§ GOAL:
From the entries below, copy out every line with "color" in it.

== ROWS

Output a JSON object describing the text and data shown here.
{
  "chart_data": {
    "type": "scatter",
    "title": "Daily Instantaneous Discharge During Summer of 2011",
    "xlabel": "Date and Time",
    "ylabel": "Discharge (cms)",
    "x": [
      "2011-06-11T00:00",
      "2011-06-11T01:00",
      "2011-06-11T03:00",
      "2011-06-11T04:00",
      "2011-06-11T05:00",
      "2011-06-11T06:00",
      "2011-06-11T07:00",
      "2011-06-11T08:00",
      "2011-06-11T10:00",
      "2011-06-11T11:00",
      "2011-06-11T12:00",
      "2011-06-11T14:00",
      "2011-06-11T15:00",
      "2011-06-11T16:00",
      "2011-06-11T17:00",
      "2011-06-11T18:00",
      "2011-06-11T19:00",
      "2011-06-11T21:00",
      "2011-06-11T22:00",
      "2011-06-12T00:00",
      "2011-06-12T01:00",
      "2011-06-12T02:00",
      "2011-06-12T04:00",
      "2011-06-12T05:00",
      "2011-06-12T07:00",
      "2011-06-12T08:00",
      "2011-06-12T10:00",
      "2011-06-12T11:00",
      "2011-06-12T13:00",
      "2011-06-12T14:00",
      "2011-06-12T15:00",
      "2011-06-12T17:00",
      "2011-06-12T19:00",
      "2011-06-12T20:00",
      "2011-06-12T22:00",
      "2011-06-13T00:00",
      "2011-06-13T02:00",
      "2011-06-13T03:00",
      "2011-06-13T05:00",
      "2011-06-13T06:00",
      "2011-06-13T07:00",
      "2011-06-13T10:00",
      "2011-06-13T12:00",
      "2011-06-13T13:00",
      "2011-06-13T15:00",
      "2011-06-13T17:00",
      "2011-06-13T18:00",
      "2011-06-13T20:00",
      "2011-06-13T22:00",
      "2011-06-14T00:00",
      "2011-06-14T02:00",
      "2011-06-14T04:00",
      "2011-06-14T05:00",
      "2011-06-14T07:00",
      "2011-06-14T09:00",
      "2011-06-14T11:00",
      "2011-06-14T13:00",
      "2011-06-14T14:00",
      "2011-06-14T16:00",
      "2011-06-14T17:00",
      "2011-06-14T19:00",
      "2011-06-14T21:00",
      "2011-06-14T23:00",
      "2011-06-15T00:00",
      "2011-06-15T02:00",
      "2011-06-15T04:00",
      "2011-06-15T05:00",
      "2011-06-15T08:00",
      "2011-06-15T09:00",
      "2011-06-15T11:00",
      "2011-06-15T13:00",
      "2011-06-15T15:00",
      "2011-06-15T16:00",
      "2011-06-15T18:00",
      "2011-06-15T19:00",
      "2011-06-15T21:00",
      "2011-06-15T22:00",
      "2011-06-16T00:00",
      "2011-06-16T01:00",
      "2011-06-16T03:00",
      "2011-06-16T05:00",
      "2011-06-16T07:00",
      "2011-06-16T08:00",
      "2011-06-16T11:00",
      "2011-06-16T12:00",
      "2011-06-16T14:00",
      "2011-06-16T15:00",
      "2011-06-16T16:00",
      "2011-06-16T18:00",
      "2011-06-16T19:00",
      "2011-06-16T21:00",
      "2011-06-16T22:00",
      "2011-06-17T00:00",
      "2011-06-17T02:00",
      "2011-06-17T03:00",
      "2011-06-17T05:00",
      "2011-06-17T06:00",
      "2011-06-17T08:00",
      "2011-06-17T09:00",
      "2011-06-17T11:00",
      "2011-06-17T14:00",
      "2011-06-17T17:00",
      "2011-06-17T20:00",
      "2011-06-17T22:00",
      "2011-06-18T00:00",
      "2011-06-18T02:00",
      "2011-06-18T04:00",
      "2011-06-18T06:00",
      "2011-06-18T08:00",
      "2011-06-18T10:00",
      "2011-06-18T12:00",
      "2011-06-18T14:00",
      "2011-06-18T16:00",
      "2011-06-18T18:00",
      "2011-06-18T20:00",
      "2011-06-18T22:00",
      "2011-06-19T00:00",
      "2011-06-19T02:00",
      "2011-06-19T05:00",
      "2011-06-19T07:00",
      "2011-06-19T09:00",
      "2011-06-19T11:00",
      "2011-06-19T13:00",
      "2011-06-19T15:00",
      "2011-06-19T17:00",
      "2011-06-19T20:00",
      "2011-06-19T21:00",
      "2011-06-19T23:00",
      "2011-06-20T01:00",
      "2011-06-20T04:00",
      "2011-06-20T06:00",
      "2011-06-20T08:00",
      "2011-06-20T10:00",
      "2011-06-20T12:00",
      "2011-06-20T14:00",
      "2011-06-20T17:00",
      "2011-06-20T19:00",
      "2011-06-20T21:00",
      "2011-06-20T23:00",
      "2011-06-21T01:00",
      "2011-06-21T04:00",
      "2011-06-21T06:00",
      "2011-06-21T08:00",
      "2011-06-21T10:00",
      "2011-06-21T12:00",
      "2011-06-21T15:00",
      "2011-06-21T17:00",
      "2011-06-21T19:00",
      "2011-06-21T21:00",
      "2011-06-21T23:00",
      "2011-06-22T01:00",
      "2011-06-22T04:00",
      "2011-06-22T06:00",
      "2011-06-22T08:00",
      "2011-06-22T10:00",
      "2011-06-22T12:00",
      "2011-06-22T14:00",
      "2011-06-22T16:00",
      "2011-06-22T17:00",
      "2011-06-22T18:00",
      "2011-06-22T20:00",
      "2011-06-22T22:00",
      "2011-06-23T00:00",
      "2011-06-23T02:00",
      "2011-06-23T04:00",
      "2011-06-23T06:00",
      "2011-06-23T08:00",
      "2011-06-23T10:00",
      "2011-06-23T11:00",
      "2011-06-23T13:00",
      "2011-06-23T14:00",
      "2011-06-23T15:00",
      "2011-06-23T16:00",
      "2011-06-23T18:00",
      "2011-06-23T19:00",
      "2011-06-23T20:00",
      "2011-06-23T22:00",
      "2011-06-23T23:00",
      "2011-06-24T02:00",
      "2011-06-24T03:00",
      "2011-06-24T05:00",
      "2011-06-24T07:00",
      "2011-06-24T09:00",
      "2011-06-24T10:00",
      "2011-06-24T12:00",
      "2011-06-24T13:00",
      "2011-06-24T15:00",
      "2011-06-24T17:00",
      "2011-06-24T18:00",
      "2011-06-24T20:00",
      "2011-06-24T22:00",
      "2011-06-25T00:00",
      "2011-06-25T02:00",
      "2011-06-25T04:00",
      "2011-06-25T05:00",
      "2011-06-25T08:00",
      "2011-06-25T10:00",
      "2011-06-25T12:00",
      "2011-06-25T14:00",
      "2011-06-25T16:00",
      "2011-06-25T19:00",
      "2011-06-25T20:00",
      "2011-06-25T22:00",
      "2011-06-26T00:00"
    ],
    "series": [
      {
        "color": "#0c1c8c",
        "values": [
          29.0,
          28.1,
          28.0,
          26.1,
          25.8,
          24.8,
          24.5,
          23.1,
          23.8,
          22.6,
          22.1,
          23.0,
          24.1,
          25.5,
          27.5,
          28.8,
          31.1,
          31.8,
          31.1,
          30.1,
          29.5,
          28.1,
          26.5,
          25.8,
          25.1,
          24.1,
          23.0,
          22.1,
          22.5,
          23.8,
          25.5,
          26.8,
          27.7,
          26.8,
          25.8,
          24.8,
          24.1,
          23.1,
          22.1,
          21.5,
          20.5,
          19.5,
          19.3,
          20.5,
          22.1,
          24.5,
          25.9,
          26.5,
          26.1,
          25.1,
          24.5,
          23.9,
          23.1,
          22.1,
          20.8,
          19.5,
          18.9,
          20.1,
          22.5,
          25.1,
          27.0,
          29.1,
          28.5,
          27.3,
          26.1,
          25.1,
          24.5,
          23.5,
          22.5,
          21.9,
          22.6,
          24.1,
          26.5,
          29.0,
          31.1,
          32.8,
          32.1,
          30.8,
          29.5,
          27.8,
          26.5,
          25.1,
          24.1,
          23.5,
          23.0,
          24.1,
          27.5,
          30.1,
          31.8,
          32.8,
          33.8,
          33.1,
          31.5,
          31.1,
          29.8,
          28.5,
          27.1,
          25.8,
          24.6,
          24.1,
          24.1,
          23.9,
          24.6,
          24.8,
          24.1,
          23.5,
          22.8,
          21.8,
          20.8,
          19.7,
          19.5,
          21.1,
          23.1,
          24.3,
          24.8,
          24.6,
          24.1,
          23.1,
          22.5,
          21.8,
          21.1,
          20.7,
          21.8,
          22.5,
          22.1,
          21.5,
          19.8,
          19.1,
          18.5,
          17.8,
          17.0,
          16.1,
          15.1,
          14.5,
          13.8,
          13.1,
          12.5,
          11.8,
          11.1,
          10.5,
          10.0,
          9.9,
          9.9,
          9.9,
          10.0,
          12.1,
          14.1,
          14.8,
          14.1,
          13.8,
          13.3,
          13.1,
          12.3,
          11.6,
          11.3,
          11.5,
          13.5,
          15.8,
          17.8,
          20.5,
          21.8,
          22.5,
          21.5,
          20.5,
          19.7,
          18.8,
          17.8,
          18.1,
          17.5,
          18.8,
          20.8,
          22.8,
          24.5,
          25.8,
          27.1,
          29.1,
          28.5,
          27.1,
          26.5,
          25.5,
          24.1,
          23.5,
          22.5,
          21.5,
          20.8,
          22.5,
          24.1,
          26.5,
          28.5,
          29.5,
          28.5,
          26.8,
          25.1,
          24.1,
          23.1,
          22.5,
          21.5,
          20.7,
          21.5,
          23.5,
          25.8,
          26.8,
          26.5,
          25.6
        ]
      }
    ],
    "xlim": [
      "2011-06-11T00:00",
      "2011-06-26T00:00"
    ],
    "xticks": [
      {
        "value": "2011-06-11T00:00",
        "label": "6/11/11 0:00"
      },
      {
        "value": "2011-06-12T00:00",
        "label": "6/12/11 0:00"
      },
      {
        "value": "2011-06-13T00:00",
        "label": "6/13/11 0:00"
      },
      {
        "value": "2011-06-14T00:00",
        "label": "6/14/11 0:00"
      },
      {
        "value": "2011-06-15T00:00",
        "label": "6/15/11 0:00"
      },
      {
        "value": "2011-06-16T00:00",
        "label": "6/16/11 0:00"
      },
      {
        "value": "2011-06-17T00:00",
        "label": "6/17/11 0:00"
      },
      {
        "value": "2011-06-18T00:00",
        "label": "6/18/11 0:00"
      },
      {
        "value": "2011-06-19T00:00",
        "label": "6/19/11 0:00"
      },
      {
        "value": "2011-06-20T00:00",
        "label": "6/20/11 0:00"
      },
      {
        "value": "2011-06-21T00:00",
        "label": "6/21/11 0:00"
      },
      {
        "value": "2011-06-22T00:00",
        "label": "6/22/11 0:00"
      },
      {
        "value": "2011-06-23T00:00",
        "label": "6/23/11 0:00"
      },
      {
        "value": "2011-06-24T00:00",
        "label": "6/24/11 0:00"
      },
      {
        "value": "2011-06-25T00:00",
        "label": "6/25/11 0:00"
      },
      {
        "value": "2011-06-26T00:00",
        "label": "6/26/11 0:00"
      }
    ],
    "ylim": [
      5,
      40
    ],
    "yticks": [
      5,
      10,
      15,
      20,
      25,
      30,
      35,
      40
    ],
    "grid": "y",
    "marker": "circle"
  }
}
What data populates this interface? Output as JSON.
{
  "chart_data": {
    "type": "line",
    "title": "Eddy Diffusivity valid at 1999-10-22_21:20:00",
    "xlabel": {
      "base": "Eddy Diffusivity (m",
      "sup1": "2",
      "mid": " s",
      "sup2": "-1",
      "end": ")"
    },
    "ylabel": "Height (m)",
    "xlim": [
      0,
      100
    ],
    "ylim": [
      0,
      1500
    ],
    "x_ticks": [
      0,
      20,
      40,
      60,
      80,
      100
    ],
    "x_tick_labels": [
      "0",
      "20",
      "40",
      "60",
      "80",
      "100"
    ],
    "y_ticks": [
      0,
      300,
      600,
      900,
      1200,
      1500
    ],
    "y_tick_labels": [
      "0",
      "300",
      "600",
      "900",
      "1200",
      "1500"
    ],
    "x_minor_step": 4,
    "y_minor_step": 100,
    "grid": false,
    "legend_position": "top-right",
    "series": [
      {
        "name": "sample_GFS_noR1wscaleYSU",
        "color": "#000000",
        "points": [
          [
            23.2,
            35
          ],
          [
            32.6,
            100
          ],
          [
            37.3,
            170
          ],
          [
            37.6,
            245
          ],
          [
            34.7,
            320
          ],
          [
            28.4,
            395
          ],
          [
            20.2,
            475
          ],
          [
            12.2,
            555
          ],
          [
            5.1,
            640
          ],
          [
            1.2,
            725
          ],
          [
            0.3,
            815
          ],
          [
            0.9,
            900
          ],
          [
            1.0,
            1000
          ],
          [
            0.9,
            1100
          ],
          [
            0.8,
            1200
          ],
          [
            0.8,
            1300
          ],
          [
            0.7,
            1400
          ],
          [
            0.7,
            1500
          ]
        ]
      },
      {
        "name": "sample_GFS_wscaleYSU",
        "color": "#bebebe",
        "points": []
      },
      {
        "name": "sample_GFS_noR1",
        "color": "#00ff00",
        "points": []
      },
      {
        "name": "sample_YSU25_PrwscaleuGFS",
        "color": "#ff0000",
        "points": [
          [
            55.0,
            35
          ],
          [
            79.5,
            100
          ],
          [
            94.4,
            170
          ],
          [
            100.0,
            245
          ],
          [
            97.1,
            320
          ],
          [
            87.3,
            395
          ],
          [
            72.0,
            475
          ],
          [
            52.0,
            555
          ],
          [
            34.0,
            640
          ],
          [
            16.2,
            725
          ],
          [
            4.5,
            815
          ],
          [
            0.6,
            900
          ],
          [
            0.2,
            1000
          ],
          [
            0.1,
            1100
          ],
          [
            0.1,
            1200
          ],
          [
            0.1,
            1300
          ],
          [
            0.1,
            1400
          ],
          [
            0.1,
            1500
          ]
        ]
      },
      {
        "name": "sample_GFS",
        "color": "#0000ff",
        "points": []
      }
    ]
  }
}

====

§ SOLUTION FOR THIS TASK:
        "color": "#0c1c8c",
        "color": "#000000",
        "color": "#bebebe",
        "color": "#00ff00",
        "color": "#ff0000",
        "color": "#0000ff",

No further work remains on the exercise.